To do = Provide an exact transcription of all the records.
Start of Material for the task
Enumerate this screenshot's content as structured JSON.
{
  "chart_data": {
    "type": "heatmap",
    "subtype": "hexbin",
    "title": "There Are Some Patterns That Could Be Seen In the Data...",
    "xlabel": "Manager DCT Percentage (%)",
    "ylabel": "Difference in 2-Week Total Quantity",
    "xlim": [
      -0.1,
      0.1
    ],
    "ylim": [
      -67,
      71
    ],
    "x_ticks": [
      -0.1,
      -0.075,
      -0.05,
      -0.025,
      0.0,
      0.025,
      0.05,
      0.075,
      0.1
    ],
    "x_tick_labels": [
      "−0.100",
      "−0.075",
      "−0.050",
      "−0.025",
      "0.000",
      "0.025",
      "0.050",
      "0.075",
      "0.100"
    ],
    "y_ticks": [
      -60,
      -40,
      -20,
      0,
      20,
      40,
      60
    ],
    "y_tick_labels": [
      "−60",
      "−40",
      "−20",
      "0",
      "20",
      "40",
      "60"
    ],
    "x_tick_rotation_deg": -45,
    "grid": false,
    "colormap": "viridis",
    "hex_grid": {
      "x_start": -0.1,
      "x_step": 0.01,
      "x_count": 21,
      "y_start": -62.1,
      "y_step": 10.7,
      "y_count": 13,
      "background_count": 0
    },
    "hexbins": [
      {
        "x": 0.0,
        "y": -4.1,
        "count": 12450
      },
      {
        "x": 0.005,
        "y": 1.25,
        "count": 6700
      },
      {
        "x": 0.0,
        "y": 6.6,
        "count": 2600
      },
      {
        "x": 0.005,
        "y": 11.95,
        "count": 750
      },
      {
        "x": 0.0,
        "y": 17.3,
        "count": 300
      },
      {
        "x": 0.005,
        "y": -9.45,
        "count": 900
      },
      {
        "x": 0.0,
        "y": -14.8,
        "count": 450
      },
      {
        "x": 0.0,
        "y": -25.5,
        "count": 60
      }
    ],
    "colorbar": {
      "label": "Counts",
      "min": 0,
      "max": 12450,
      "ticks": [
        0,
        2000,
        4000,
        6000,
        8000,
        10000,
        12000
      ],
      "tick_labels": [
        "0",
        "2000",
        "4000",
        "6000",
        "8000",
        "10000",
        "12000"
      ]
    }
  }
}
End of Material for the task
Full response =
Enumerate this screenshot's content as structured JSON.
{
  "chart_data": {
    "type": "heatmap",
    "subtype": "hexbin",
    "title": "There Are Some Patterns That Could Be Seen In the Data...",
    "xlabel": "Manager DCT Percentage (%)",
    "ylabel": "Difference in 2-Week Total Quantity",
    "xlim": [
      -0.1,
      0.1
    ],
    "ylim": [
      -67,
      71
    ],
    "x_ticks": [
      -0.1,
      -0.075,
      -0.05,
      -0.025,
      0.0,
      0.025,
      0.05,
      0.075,
      0.1
    ],
    "x_tick_labels": [
      "−0.100",
      "−0.075",
      "−0.050",
      "−0.025",
      "0.000",
      "0.025",
      "0.050",
      "0.075",
      "0.100"
    ],
    "y_ticks": [
      -60,
      -40,
      -20,
      0,
      20,
      40,
      60
    ],
    "y_tick_labels": [
      "−60",
      "−40",
      "−20",
      "0",
      "20",
      "40",
      "60"
    ],
    "x_tick_rotation_deg": -45,
    "grid": false,
    "colormap": "viridis",
    "hex_grid": {
      "x_start": -0.1,
      "x_step": 0.01,
      "x_count": 21,
      "y_start": -62.1,
      "y_step": 10.7,
      "y_count": 13,
      "background_count": 0
    },
    "hexbins": [
      {
        "x": 0.0,
        "y": -4.1,
        "count": 12450
      },
      {
        "x": 0.005,
        "y": 1.25,
        "count": 6700
      },
      {
        "x": 0.0,
        "y": 6.6,
        "count": 2600
      },
      {
        "x": 0.005,
        "y": 11.95,
        "count": 750
      },
      {
        "x": 0.0,
        "y": 17.3,
        "count": 300
      },
      {
        "x": 0.005,
        "y": -9.45,
        "count": 900
      },
      {
        "x": 0.0,
        "y": -14.8,
        "count": 450
      },
      {
        "x": 0.0,
        "y": -25.5,
        "count": 60
      }
    ],
    "colorbar": {
      "label": "Counts",
      "min": 0,
      "max": 12450,
      "ticks": [
        0,
        2000,
        4000,
        6000,
        8000,
        10000,
        12000
      ],
      "tick_labels": [
        "0",
        "2000",
        "4000",
        "6000",
        "8000",
        "10000",
        "12000"
      ]
    }
  }
}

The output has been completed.